Set exercise:
Write out the material again word for word, dropping any images it holds.

Data for this task:
>>>>>

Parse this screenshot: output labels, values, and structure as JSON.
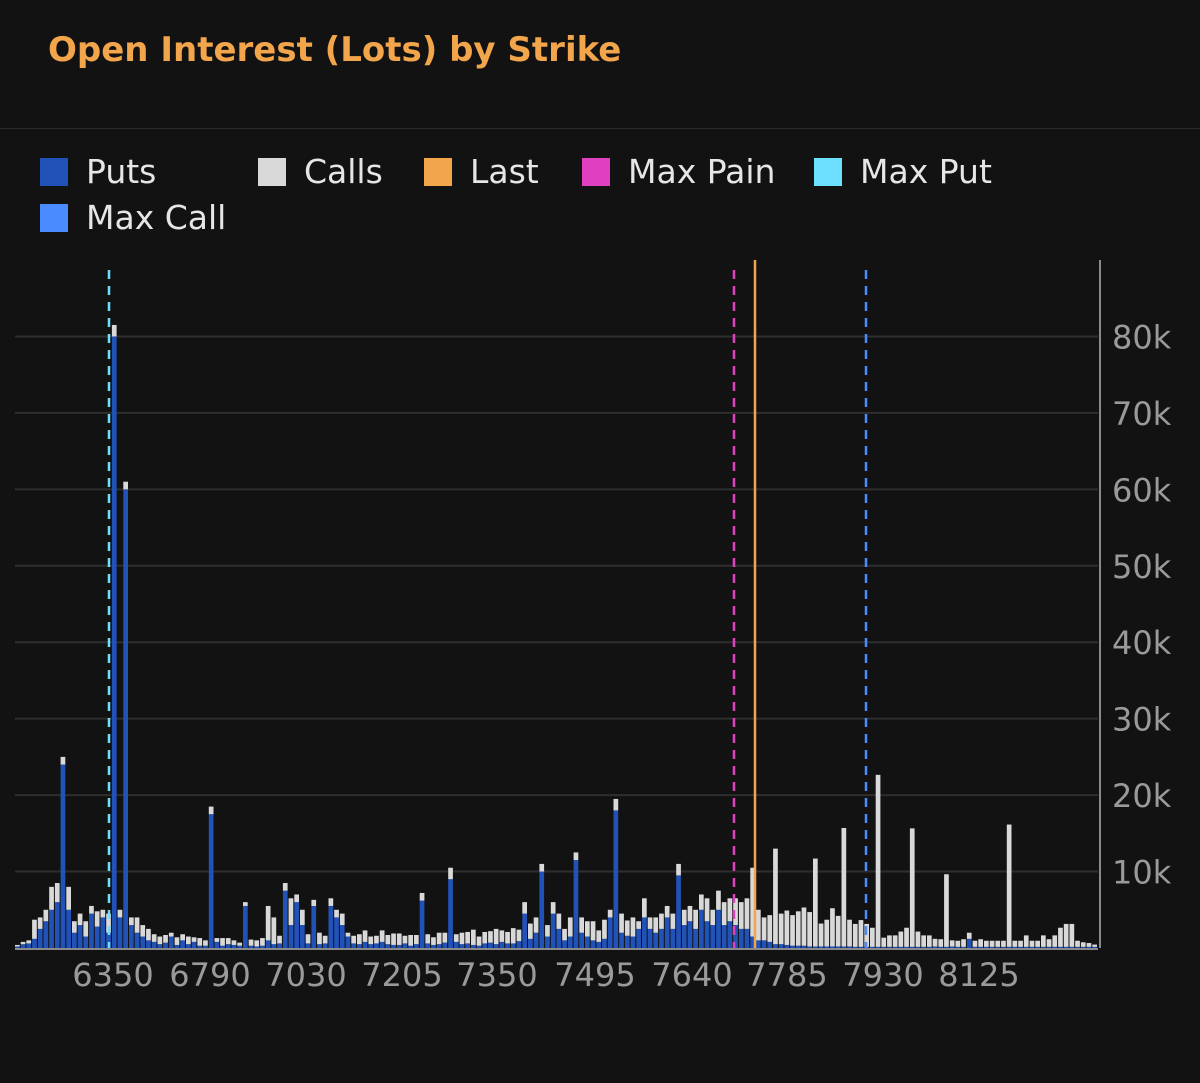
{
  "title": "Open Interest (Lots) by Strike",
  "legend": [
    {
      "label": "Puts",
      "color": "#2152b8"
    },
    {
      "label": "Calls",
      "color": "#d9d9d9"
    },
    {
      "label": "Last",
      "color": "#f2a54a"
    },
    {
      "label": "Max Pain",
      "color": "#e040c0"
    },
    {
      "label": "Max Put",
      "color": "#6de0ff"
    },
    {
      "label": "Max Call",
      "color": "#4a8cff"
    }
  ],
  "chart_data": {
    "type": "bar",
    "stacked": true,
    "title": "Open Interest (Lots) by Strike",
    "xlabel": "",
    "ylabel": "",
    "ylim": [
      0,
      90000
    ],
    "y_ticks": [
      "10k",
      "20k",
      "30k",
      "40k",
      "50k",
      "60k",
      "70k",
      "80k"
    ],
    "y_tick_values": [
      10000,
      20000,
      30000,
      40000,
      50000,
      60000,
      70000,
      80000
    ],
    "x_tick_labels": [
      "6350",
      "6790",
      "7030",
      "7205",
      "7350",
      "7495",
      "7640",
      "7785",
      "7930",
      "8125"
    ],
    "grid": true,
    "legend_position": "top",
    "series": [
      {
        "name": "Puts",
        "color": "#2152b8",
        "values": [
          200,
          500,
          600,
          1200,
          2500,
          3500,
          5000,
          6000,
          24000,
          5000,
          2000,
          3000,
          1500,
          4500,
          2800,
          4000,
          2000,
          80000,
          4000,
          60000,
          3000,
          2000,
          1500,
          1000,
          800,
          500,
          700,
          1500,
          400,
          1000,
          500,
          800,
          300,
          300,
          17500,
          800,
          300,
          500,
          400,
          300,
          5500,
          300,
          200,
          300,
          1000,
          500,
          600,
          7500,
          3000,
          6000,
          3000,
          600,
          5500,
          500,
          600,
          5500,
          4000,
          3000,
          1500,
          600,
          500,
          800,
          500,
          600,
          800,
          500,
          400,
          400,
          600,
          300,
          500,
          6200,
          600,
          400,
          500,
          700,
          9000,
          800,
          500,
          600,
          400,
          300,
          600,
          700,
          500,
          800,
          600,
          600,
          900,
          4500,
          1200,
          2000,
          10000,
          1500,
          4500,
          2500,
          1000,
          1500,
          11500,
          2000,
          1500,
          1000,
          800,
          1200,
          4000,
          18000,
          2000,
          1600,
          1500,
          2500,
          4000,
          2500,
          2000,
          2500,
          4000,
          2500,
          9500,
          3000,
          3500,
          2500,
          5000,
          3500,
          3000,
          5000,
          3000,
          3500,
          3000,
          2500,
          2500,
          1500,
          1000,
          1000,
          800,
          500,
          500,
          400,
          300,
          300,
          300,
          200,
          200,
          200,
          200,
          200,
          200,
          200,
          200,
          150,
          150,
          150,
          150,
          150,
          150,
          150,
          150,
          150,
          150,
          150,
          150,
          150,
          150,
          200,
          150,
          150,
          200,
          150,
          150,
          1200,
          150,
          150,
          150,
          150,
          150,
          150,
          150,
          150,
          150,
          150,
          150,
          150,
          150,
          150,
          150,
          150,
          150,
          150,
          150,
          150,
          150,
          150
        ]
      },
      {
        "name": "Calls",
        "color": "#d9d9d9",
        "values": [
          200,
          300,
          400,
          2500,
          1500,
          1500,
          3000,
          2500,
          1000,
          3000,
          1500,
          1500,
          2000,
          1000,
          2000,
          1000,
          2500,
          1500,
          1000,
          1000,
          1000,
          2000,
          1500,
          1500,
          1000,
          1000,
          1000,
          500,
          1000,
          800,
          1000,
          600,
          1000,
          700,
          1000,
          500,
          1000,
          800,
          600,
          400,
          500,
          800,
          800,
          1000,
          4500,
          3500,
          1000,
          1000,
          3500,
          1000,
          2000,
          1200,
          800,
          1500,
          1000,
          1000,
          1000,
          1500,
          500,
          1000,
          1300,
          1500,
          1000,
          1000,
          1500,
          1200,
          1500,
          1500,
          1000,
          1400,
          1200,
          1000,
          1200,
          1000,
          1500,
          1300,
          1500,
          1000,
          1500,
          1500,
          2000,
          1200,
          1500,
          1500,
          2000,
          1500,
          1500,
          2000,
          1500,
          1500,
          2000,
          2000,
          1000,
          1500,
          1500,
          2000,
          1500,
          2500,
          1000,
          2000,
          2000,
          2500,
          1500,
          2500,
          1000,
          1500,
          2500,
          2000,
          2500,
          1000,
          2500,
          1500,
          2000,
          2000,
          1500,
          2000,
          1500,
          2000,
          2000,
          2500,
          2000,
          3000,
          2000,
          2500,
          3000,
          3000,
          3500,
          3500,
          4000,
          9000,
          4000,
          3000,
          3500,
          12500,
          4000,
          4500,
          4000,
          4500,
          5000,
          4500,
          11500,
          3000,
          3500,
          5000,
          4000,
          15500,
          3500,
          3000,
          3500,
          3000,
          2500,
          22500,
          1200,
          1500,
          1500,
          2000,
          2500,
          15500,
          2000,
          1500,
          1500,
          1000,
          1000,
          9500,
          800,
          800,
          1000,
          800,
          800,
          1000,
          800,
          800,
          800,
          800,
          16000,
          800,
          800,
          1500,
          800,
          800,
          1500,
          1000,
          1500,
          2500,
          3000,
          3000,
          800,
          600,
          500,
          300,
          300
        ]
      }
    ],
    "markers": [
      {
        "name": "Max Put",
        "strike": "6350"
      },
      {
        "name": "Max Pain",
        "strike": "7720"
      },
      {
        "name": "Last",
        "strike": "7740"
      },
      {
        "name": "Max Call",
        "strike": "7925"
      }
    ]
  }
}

<<<<<

The output:
Parse this screenshot: output labels, values, and structure as JSON.
{
  "title": "Open Interest (Lots) by Strike",
  "legend": [
    {
      "label": "Puts",
      "color": "#2152b8"
    },
    {
      "label": "Calls",
      "color": "#d9d9d9"
    },
    {
      "label": "Last",
      "color": "#f2a54a"
    },
    {
      "label": "Max Pain",
      "color": "#e040c0"
    },
    {
      "label": "Max Put",
      "color": "#6de0ff"
    },
    {
      "label": "Max Call",
      "color": "#4a8cff"
    }
  ],
  "chart_data": {
    "type": "bar",
    "stacked": true,
    "title": "Open Interest (Lots) by Strike",
    "xlabel": "",
    "ylabel": "",
    "ylim": [
      0,
      90000
    ],
    "y_ticks": [
      "10k",
      "20k",
      "30k",
      "40k",
      "50k",
      "60k",
      "70k",
      "80k"
    ],
    "y_tick_values": [
      10000,
      20000,
      30000,
      40000,
      50000,
      60000,
      70000,
      80000
    ],
    "x_tick_labels": [
      "6350",
      "6790",
      "7030",
      "7205",
      "7350",
      "7495",
      "7640",
      "7785",
      "7930",
      "8125"
    ],
    "grid": true,
    "legend_position": "top",
    "series": [
      {
        "name": "Puts",
        "color": "#2152b8",
        "values": [
          200,
          500,
          600,
          1200,
          2500,
          3500,
          5000,
          6000,
          24000,
          5000,
          2000,
          3000,
          1500,
          4500,
          2800,
          4000,
          2000,
          80000,
          4000,
          60000,
          3000,
          2000,
          1500,
          1000,
          800,
          500,
          700,
          1500,
          400,
          1000,
          500,
          800,
          300,
          300,
          17500,
          800,
          300,
          500,
          400,
          300,
          5500,
          300,
          200,
          300,
          1000,
          500,
          600,
          7500,
          3000,
          6000,
          3000,
          600,
          5500,
          500,
          600,
          5500,
          4000,
          3000,
          1500,
          600,
          500,
          800,
          500,
          600,
          800,
          500,
          400,
          400,
          600,
          300,
          500,
          6200,
          600,
          400,
          500,
          700,
          9000,
          800,
          500,
          600,
          400,
          300,
          600,
          700,
          500,
          800,
          600,
          600,
          900,
          4500,
          1200,
          2000,
          10000,
          1500,
          4500,
          2500,
          1000,
          1500,
          11500,
          2000,
          1500,
          1000,
          800,
          1200,
          4000,
          18000,
          2000,
          1600,
          1500,
          2500,
          4000,
          2500,
          2000,
          2500,
          4000,
          2500,
          9500,
          3000,
          3500,
          2500,
          5000,
          3500,
          3000,
          5000,
          3000,
          3500,
          3000,
          2500,
          2500,
          1500,
          1000,
          1000,
          800,
          500,
          500,
          400,
          300,
          300,
          300,
          200,
          200,
          200,
          200,
          200,
          200,
          200,
          200,
          150,
          150,
          150,
          150,
          150,
          150,
          150,
          150,
          150,
          150,
          150,
          150,
          150,
          150,
          200,
          150,
          150,
          200,
          150,
          150,
          1200,
          150,
          150,
          150,
          150,
          150,
          150,
          150,
          150,
          150,
          150,
          150,
          150,
          150,
          150,
          150,
          150,
          150,
          150,
          150,
          150,
          150,
          150
        ]
      },
      {
        "name": "Calls",
        "color": "#d9d9d9",
        "values": [
          200,
          300,
          400,
          2500,
          1500,
          1500,
          3000,
          2500,
          1000,
          3000,
          1500,
          1500,
          2000,
          1000,
          2000,
          1000,
          2500,
          1500,
          1000,
          1000,
          1000,
          2000,
          1500,
          1500,
          1000,
          1000,
          1000,
          500,
          1000,
          800,
          1000,
          600,
          1000,
          700,
          1000,
          500,
          1000,
          800,
          600,
          400,
          500,
          800,
          800,
          1000,
          4500,
          3500,
          1000,
          1000,
          3500,
          1000,
          2000,
          1200,
          800,
          1500,
          1000,
          1000,
          1000,
          1500,
          500,
          1000,
          1300,
          1500,
          1000,
          1000,
          1500,
          1200,
          1500,
          1500,
          1000,
          1400,
          1200,
          1000,
          1200,
          1000,
          1500,
          1300,
          1500,
          1000,
          1500,
          1500,
          2000,
          1200,
          1500,
          1500,
          2000,
          1500,
          1500,
          2000,
          1500,
          1500,
          2000,
          2000,
          1000,
          1500,
          1500,
          2000,
          1500,
          2500,
          1000,
          2000,
          2000,
          2500,
          1500,
          2500,
          1000,
          1500,
          2500,
          2000,
          2500,
          1000,
          2500,
          1500,
          2000,
          2000,
          1500,
          2000,
          1500,
          2000,
          2000,
          2500,
          2000,
          3000,
          2000,
          2500,
          3000,
          3000,
          3500,
          3500,
          4000,
          9000,
          4000,
          3000,
          3500,
          12500,
          4000,
          4500,
          4000,
          4500,
          5000,
          4500,
          11500,
          3000,
          3500,
          5000,
          4000,
          15500,
          3500,
          3000,
          3500,
          3000,
          2500,
          22500,
          1200,
          1500,
          1500,
          2000,
          2500,
          15500,
          2000,
          1500,
          1500,
          1000,
          1000,
          9500,
          800,
          800,
          1000,
          800,
          800,
          1000,
          800,
          800,
          800,
          800,
          16000,
          800,
          800,
          1500,
          800,
          800,
          1500,
          1000,
          1500,
          2500,
          3000,
          3000,
          800,
          600,
          500,
          300,
          300
        ]
      }
    ],
    "markers": [
      {
        "name": "Max Put",
        "strike": "6350"
      },
      {
        "name": "Max Pain",
        "strike": "7720"
      },
      {
        "name": "Last",
        "strike": "7740"
      },
      {
        "name": "Max Call",
        "strike": "7925"
      }
    ]
  }
}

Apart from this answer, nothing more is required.